◆ Work item ◆
Down to the last character, transcribe every record.

◆ Page content transcription data ◆
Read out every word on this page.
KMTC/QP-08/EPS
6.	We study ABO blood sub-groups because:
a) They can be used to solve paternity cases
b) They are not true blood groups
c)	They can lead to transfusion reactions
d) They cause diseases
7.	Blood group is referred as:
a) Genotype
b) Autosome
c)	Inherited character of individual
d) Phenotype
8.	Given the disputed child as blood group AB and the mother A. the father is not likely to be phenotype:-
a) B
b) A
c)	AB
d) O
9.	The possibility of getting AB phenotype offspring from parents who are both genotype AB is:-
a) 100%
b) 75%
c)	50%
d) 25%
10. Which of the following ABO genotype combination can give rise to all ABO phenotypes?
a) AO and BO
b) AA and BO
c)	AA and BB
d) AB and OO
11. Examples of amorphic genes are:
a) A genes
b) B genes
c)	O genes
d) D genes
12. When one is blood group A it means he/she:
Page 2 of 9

◆ Response box ◆
Read out every word on this page.
KMTC/QP-08/EPS
6.	We study ABO blood sub-groups because:
a) They can be used to solve paternity cases
b) They are not true blood groups
c)	They can lead to transfusion reactions
d) They cause diseases
7.	Blood group is referred as:
a) Genotype
b) Autosome
c)	Inherited character of individual
d) Phenotype
8.	Given the disputed child as blood group AB and the mother A. the father is not likely to be phenotype:-
a) B
b) A
c)	AB
d) O
9.	The possibility of getting AB phenotype offspring from parents who are both genotype AB is:-
a) 100%
b) 75%
c)	50%
d) 25%
10. Which of the following ABO genotype combination can give rise to all ABO phenotypes?
a) AO and BO
b) AA and BO
c)	AA and BB
d) AB and OO
11. Examples of amorphic genes are:
a) A genes
b) B genes
c)	O genes
d) D genes
12. When one is blood group A it means he/she:
Page 2 of 9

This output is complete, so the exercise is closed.